- [GIVEN EXERCISE]: Find the string "آلاف" in the records. Copy every line it appears in.

(Collected data entries)
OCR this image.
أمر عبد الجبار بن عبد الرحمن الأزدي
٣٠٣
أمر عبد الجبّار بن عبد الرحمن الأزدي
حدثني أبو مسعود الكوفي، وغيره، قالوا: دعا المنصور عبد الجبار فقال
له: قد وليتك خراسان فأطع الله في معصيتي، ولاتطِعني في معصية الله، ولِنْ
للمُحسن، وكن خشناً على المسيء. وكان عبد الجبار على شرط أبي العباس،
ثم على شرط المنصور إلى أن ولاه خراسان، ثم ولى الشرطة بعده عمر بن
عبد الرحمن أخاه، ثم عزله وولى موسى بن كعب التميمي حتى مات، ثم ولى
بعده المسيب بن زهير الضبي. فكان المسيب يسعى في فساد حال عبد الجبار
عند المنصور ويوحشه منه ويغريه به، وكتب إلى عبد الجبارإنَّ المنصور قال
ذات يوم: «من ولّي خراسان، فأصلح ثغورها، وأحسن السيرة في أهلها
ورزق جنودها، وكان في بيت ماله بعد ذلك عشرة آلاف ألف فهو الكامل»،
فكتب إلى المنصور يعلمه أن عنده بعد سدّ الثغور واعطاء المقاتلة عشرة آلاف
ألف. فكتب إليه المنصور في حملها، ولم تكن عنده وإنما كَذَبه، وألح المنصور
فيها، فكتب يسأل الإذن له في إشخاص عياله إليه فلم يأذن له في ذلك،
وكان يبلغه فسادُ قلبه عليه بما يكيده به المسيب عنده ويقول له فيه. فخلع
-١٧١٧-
...
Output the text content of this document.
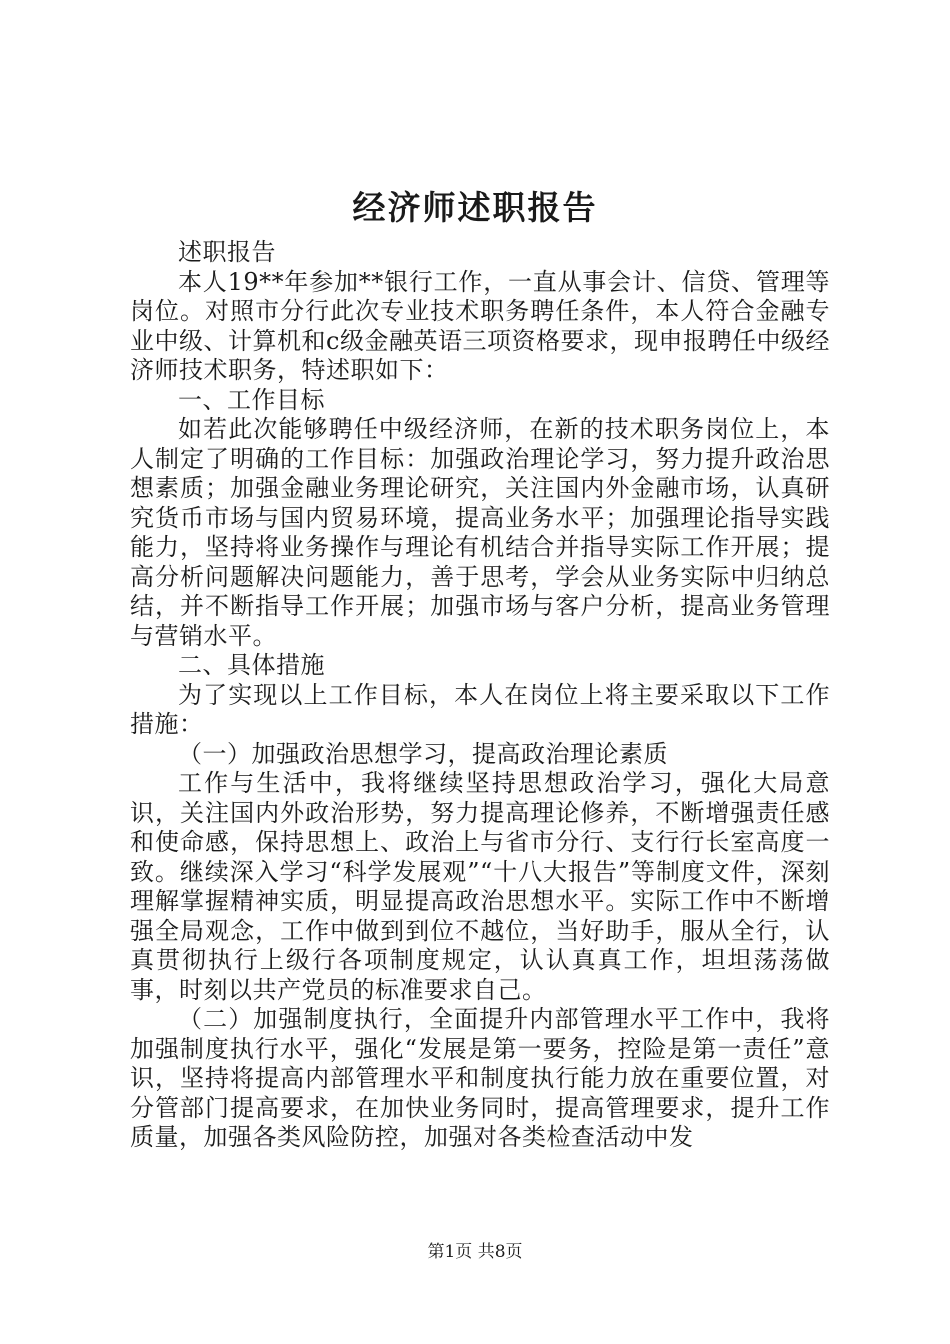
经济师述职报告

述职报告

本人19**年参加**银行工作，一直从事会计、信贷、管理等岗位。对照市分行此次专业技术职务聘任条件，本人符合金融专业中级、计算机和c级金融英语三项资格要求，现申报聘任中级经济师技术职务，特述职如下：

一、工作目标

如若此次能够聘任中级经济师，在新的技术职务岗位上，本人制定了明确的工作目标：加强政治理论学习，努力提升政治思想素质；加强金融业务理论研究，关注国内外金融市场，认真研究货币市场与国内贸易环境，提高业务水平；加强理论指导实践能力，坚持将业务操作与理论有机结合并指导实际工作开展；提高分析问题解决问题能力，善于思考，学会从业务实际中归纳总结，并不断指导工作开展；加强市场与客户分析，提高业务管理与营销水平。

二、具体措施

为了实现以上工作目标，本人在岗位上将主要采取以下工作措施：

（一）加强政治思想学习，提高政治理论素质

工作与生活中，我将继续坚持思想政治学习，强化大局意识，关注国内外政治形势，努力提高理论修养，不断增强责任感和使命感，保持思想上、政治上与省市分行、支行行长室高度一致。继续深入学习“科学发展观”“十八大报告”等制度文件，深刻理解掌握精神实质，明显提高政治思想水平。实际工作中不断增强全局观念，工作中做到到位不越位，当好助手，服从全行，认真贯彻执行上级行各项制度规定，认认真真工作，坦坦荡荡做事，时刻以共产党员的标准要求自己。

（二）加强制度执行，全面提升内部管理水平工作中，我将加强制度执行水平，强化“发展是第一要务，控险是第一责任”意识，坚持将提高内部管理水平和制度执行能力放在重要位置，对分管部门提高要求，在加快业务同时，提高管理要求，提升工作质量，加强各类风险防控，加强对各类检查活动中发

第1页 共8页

- [WORKED ANSWER]:
ورزق جنودها، وكان في بيت ماله بعد ذلك عشرة آلاف ألف فهو الكامل»،
فكتب إلى المنصور يعلمه أن عنده بعد سدّ الثغور واعطاء المقاتلة عشرة آلاف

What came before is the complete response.